● **Exercise prompt**
Repeat each entry as written and leave the images out of the copy.

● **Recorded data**
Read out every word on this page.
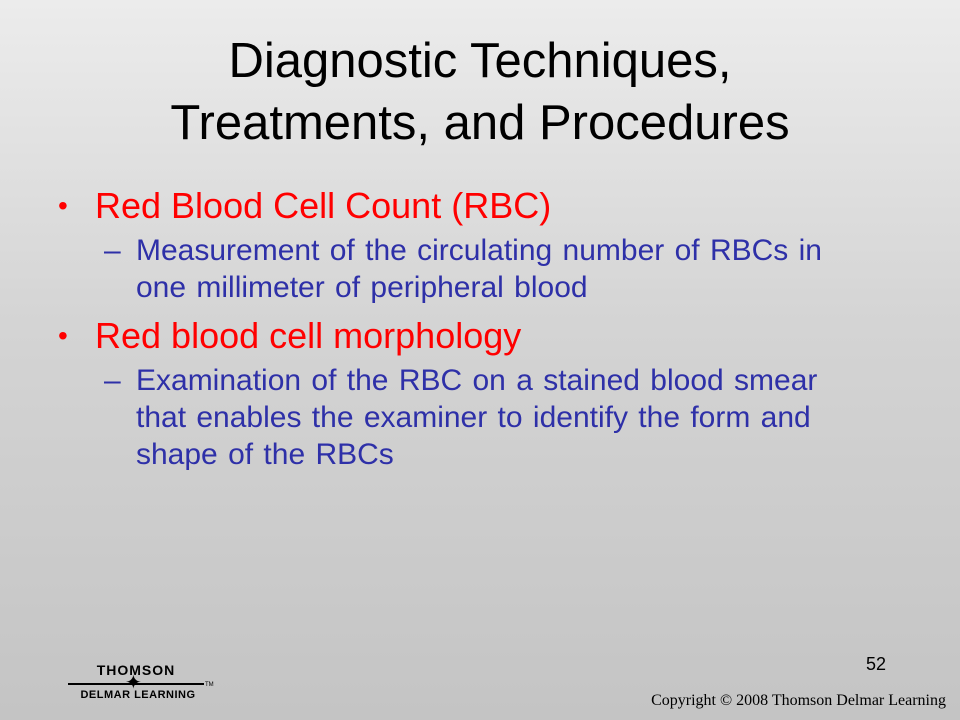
Diagnostic Techniques,
Treatments, and Procedures
• Red Blood Cell Count (RBC)
– Measurement of the circulating number of RBCs in one millimeter of peripheral blood
• Red blood cell morphology
– Examination of the RBC on a stained blood smear that enables the examiner to identify the form and shape of the RBCs
52
THOMSON
✦
DELMAR LEARNING
TM
Copyright © 2008 Thomson Delmar Learning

● **Completed task**
Read out every word on this page.
Diagnostic Techniques,
Treatments, and Procedures
• Red Blood Cell Count (RBC)
– Measurement of the circulating number of RBCs in one millimeter of peripheral blood
• Red blood cell morphology
– Examination of the RBC on a stained blood smear that enables the examiner to identify the form and shape of the RBCs
52
THOMSON
✦
DELMAR LEARNING
TM
Copyright © 2008 Thomson Delmar Learning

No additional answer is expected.